_SET TASK_
Find every line in the records below that contains the word "setup", and copy each such line.
======== THE RECORDS
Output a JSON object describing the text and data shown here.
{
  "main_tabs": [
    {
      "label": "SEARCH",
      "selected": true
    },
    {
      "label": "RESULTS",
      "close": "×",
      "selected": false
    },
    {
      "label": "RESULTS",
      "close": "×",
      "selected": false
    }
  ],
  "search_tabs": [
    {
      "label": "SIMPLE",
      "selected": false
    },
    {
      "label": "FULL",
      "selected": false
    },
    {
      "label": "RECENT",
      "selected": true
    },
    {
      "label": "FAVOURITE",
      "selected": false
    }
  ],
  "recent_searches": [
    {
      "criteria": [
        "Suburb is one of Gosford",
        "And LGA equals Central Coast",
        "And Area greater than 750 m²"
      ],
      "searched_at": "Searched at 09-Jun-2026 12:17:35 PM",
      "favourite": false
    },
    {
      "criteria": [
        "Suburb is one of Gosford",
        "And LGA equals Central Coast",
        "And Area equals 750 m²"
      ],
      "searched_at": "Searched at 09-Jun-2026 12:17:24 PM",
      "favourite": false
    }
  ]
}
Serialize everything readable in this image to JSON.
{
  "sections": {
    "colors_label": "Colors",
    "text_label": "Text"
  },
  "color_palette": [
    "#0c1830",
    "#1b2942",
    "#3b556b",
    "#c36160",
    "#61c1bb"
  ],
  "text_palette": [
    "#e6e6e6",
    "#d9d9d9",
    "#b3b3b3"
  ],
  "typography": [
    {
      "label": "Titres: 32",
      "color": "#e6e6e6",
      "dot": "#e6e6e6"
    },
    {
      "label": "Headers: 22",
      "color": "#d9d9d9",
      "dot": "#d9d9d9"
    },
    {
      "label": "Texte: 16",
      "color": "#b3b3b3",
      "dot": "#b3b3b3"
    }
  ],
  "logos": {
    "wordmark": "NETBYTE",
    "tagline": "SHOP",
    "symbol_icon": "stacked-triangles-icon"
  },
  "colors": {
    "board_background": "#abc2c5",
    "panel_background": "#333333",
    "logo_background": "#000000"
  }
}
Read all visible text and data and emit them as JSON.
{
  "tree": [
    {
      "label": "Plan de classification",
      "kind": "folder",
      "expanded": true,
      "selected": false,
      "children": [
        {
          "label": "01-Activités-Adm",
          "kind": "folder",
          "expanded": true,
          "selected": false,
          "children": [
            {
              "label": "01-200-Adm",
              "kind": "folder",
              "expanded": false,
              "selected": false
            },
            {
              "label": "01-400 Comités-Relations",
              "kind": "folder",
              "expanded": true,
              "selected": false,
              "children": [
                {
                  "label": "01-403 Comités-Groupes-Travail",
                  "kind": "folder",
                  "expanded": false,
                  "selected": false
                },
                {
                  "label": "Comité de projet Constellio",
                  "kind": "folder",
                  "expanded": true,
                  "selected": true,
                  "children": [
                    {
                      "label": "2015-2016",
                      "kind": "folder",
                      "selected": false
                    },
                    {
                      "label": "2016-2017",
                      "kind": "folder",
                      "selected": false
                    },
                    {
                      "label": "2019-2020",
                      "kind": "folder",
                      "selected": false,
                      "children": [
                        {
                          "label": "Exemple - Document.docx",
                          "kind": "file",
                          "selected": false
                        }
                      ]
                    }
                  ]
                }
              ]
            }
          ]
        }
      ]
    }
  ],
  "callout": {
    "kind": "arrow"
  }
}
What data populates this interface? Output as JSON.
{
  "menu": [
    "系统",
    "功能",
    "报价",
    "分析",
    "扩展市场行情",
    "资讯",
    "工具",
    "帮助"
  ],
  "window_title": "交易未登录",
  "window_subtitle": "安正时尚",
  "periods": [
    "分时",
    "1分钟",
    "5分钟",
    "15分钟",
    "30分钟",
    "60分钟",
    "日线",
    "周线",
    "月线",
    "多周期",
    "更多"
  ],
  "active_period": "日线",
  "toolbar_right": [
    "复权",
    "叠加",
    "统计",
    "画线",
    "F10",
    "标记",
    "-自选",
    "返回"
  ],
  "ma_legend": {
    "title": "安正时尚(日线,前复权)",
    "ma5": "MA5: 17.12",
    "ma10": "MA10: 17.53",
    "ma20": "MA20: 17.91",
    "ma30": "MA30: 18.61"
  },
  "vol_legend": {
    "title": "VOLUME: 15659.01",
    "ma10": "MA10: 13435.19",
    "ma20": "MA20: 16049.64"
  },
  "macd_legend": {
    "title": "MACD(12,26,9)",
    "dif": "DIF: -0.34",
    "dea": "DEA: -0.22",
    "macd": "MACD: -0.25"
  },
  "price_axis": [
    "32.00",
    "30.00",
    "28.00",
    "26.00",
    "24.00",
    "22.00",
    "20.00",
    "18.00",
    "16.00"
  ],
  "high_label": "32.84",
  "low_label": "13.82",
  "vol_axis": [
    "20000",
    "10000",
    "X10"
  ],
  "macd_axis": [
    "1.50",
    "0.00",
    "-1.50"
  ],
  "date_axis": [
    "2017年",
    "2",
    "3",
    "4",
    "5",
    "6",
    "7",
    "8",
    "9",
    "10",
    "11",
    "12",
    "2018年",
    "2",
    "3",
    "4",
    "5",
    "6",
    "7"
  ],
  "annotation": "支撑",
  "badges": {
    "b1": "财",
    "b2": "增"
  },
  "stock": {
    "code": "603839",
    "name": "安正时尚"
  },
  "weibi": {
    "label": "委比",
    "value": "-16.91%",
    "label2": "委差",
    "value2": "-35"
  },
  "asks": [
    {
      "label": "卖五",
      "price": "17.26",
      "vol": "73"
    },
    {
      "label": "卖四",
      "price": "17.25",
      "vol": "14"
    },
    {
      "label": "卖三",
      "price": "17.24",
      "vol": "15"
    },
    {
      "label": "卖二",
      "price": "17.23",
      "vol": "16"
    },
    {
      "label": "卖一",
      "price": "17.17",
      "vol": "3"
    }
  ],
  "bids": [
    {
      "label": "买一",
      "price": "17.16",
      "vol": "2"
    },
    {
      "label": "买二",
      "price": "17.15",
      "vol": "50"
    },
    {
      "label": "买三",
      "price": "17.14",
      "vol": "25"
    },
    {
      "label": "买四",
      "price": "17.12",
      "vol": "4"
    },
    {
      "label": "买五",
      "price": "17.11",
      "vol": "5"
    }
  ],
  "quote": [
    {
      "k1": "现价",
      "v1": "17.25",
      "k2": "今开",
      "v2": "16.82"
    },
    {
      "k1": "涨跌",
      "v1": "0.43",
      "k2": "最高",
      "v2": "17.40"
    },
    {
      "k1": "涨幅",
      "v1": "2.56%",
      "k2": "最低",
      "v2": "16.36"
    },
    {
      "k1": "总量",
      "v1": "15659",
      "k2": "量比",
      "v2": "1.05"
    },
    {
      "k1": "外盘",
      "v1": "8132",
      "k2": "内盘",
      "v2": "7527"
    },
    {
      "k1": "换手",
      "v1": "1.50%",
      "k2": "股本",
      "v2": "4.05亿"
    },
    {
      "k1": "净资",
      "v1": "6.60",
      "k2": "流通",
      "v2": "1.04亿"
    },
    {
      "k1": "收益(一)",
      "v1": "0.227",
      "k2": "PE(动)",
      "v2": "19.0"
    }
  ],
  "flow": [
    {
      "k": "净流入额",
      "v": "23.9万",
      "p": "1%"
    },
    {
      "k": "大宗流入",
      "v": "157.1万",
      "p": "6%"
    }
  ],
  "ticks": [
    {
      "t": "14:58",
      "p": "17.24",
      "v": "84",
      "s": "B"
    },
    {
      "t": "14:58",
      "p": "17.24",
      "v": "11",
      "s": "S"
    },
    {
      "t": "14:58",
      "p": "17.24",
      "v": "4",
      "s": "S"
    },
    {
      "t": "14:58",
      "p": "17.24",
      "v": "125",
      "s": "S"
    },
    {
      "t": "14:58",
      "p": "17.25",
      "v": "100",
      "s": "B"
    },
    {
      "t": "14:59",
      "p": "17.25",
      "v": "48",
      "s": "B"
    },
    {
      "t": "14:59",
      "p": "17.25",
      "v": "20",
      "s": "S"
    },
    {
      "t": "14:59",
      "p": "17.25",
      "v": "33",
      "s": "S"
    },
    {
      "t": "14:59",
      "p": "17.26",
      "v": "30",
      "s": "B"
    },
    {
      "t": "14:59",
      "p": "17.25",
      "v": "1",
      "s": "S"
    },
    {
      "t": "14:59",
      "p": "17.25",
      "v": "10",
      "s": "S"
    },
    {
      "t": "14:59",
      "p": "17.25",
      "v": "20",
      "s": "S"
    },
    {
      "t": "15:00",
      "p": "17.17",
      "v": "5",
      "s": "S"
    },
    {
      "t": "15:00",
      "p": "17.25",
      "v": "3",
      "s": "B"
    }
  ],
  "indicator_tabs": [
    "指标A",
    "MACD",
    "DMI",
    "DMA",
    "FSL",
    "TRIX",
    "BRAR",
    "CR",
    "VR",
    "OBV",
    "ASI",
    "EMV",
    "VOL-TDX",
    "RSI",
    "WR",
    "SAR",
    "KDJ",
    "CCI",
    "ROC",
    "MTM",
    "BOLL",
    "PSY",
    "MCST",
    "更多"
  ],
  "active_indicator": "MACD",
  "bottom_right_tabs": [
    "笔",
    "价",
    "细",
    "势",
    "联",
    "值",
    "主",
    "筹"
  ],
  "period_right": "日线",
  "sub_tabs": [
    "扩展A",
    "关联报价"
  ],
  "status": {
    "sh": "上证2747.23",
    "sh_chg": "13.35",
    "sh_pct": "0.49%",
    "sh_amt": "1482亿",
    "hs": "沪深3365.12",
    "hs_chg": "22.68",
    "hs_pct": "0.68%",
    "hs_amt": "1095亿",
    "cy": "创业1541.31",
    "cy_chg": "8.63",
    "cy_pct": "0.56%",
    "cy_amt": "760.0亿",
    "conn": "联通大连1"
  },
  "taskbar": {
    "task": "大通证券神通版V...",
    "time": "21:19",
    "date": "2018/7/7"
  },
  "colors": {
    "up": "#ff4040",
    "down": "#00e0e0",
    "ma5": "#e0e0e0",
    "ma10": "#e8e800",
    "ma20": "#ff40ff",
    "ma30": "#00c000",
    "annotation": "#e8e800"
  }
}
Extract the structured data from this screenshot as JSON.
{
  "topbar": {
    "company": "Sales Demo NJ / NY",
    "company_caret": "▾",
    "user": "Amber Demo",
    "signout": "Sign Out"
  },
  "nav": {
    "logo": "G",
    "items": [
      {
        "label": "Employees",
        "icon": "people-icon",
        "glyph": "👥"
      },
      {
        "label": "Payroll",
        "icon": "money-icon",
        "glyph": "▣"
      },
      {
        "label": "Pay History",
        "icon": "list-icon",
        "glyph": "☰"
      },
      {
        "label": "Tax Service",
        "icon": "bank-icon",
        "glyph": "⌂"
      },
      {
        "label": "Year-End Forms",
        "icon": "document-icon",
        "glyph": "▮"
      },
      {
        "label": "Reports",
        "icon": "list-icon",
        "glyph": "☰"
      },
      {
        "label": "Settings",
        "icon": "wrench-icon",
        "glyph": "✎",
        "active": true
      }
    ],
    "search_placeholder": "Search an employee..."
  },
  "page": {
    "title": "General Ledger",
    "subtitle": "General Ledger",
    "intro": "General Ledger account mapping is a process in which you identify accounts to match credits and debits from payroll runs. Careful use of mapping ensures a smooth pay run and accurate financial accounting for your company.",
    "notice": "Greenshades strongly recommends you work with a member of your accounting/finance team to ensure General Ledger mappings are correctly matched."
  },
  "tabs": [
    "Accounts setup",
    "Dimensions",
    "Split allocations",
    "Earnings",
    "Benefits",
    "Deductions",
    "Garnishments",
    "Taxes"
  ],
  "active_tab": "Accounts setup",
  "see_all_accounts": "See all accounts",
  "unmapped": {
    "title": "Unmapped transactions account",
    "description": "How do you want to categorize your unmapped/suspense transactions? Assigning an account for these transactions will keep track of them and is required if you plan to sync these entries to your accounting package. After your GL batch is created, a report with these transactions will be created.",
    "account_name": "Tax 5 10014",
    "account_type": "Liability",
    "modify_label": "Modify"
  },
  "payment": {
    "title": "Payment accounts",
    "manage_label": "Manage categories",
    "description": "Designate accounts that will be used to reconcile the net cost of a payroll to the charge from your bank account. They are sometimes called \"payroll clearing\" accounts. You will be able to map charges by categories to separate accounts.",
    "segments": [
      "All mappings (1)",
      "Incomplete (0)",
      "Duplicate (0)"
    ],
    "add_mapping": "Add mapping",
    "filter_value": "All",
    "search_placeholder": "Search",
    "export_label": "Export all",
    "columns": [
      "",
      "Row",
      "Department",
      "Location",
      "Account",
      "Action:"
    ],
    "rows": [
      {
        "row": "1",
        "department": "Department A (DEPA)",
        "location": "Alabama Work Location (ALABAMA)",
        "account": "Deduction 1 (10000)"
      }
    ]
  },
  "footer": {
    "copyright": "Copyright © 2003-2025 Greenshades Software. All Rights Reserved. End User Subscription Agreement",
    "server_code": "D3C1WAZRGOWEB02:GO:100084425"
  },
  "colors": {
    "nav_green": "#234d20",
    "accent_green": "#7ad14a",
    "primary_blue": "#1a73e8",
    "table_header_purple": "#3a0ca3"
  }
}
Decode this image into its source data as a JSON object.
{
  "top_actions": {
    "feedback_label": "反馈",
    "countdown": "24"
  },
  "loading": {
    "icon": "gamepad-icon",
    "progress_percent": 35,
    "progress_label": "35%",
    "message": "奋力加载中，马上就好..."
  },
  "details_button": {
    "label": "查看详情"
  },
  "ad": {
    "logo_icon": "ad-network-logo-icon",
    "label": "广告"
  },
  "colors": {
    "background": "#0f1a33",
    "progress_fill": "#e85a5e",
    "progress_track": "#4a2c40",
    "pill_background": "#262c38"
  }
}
================
_RESULT FOR THIS EXERCISE_
    "Accounts setup",
  "active_tab": "Accounts setup",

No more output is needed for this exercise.